— start of RECORDED INFORMATION —

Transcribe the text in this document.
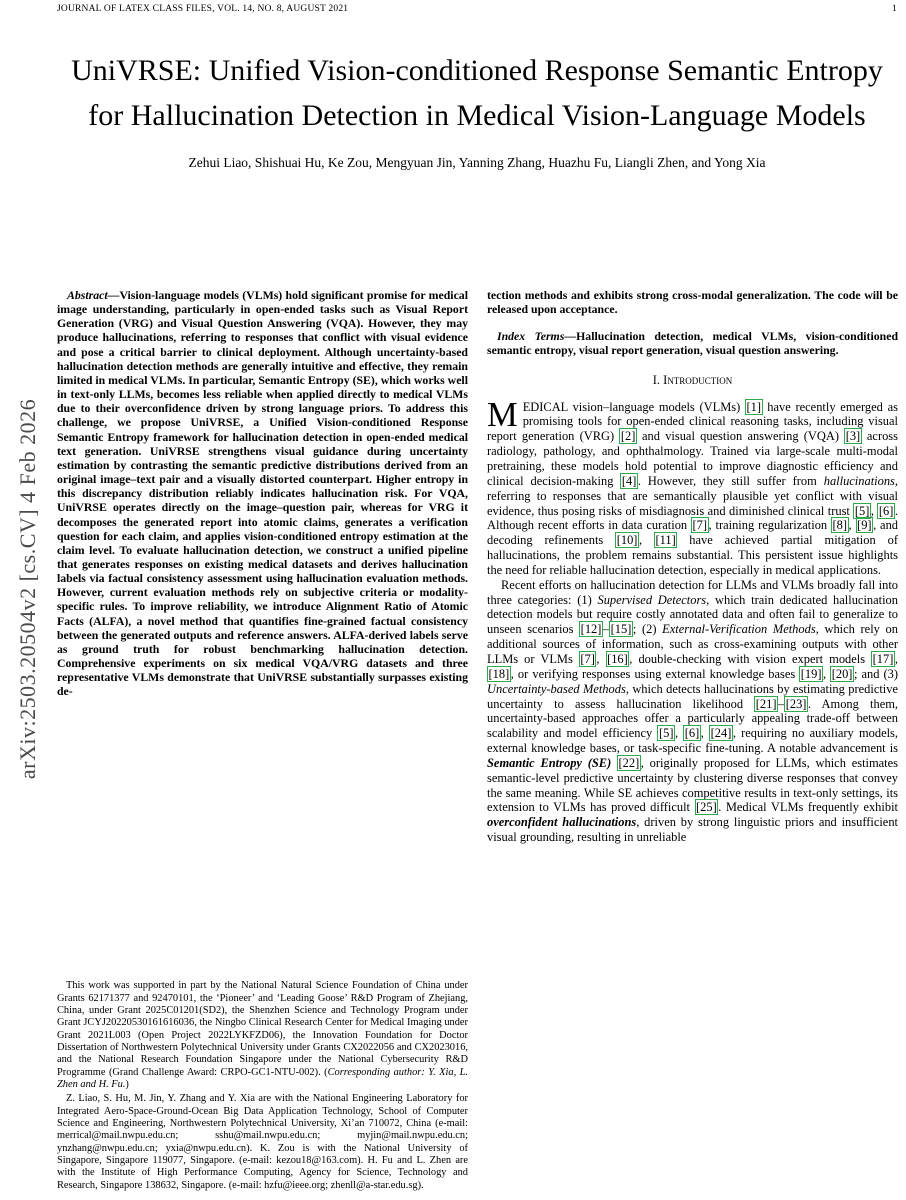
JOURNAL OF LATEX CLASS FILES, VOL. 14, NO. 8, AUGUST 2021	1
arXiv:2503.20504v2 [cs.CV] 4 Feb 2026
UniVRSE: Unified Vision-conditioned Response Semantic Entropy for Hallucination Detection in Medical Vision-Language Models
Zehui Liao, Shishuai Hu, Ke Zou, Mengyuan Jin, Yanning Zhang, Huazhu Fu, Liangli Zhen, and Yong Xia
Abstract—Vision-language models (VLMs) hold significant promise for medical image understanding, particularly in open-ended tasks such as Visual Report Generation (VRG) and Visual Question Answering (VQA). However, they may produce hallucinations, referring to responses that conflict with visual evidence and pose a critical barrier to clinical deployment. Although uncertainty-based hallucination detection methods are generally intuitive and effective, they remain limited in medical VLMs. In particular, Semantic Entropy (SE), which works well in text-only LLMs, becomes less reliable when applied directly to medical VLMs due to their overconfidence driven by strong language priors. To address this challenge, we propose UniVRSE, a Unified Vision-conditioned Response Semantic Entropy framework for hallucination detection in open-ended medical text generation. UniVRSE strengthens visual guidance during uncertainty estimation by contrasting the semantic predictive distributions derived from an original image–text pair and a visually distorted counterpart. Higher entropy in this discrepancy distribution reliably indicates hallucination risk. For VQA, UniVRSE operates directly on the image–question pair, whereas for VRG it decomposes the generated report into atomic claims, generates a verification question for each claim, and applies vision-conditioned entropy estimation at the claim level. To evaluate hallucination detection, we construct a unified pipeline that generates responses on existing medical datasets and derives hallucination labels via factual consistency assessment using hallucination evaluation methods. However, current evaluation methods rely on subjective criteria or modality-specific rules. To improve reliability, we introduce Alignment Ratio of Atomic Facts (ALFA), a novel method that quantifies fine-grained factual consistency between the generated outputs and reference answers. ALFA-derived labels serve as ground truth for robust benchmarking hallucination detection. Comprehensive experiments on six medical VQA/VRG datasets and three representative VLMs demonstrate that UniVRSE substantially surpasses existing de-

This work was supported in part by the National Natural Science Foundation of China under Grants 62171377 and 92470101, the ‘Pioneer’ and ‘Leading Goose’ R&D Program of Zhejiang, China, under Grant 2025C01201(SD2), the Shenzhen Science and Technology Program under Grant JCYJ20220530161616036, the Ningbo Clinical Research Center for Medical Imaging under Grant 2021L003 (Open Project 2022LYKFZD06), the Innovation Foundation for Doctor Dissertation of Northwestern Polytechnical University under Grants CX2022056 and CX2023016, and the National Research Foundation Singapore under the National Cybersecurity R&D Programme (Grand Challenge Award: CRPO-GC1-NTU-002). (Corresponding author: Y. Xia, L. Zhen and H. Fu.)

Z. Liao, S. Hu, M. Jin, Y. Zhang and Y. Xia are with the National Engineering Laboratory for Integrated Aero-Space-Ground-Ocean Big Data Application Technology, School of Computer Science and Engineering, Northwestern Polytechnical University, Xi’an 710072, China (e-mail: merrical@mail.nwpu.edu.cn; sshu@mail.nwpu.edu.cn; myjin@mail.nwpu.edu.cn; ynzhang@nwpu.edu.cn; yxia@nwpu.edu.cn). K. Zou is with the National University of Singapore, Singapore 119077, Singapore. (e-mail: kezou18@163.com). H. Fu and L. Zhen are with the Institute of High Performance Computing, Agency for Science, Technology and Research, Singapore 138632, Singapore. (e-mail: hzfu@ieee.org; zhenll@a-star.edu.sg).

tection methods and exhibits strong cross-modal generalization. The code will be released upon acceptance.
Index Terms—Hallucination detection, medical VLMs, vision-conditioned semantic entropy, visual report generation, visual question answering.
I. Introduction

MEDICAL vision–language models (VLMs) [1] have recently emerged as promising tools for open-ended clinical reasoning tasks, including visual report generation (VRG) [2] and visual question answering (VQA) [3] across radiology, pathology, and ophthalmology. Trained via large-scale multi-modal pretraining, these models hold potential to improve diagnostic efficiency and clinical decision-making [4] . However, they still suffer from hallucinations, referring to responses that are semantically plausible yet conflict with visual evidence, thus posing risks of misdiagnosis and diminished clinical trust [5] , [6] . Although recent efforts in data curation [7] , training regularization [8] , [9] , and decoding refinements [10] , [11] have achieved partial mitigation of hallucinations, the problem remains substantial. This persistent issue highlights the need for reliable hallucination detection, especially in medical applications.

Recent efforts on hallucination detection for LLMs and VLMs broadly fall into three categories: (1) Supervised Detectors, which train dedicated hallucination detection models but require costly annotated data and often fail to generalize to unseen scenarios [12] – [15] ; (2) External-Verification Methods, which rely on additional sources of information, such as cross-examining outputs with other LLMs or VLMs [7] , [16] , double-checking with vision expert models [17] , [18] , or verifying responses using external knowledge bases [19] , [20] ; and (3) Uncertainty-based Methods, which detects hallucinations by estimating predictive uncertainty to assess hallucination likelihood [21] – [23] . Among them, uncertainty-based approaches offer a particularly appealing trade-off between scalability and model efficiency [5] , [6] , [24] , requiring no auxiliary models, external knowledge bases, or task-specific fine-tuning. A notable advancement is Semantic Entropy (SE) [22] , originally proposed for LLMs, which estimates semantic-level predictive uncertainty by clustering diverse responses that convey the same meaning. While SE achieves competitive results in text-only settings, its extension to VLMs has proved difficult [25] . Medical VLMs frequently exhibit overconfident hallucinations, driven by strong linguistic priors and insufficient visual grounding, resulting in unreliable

— end of RECORDED INFORMATION —
— start of RECORDED INFORMATION —

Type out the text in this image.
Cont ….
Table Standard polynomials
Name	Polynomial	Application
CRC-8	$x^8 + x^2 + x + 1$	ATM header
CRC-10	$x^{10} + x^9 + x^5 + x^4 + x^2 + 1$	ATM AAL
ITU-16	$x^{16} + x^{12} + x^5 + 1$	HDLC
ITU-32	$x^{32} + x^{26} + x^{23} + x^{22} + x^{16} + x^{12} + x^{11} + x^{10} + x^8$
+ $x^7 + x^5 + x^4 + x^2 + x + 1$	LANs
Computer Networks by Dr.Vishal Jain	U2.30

— end of RECORDED INFORMATION —

■ REQUIRED TASK
Count up every line above that has the word "Liao" in it; answer with the number alone.

■ RESULT
2